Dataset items
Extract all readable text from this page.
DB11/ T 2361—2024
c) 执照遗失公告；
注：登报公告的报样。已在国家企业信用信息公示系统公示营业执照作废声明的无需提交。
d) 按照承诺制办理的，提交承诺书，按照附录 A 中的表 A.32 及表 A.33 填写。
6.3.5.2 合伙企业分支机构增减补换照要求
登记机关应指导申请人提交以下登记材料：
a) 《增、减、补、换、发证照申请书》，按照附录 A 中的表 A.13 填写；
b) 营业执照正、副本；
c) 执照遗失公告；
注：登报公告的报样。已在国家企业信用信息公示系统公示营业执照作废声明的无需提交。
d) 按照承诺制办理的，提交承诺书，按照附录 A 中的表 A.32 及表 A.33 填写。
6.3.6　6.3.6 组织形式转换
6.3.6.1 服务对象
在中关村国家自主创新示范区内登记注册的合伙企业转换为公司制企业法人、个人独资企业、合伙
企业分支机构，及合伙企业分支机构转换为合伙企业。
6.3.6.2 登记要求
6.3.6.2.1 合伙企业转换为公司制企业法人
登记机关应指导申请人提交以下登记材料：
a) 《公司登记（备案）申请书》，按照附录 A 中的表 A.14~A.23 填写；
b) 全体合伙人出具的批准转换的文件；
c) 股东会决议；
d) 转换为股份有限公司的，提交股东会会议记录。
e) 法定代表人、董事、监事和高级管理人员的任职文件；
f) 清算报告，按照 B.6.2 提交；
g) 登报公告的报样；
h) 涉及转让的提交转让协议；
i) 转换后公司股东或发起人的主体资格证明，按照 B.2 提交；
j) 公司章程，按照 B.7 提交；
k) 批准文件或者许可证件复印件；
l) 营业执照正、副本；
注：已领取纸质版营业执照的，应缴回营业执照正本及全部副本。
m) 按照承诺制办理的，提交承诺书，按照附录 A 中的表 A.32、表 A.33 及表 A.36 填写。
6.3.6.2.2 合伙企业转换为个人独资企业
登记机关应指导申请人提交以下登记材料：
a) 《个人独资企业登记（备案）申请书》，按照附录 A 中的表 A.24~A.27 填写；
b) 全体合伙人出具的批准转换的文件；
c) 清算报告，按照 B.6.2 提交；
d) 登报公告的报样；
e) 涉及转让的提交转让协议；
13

_Exercise prompt:_ Write out each line of the data above again, exactly as given.

_Correct answer:_
Extract all readable text from this page.
DB11/ T 2361—2024
c) 执照遗失公告；
注：登报公告的报样。已在国家企业信用信息公示系统公示营业执照作废声明的无需提交。
d) 按照承诺制办理的，提交承诺书，按照附录 A 中的表 A.32 及表 A.33 填写。
6.3.5.2 合伙企业分支机构增减补换照要求
登记机关应指导申请人提交以下登记材料：
a) 《增、减、补、换、发证照申请书》，按照附录 A 中的表 A.13 填写；
b) 营业执照正、副本；
c) 执照遗失公告；
注：登报公告的报样。已在国家企业信用信息公示系统公示营业执照作废声明的无需提交。
d) 按照承诺制办理的，提交承诺书，按照附录 A 中的表 A.32 及表 A.33 填写。
6.3.6　6.3.6 组织形式转换
6.3.6.1 服务对象
在中关村国家自主创新示范区内登记注册的合伙企业转换为公司制企业法人、个人独资企业、合伙
企业分支机构，及合伙企业分支机构转换为合伙企业。
6.3.6.2 登记要求
6.3.6.2.1 合伙企业转换为公司制企业法人
登记机关应指导申请人提交以下登记材料：
a) 《公司登记（备案）申请书》，按照附录 A 中的表 A.14~A.23 填写；
b) 全体合伙人出具的批准转换的文件；
c) 股东会决议；
d) 转换为股份有限公司的，提交股东会会议记录。
e) 法定代表人、董事、监事和高级管理人员的任职文件；
f) 清算报告，按照 B.6.2 提交；
g) 登报公告的报样；
h) 涉及转让的提交转让协议；
i) 转换后公司股东或发起人的主体资格证明，按照 B.2 提交；
j) 公司章程，按照 B.7 提交；
k) 批准文件或者许可证件复印件；
l) 营业执照正、副本；
注：已领取纸质版营业执照的，应缴回营业执照正本及全部副本。
m) 按照承诺制办理的，提交承诺书，按照附录 A 中的表 A.32、表 A.33 及表 A.36 填写。
6.3.6.2.2 合伙企业转换为个人独资企业
登记机关应指导申请人提交以下登记材料：
a) 《个人独资企业登记（备案）申请书》，按照附录 A 中的表 A.24~A.27 填写；
b) 全体合伙人出具的批准转换的文件；
c) 清算报告，按照 B.6.2 提交；
d) 登报公告的报样；
e) 涉及转让的提交转让协议；
13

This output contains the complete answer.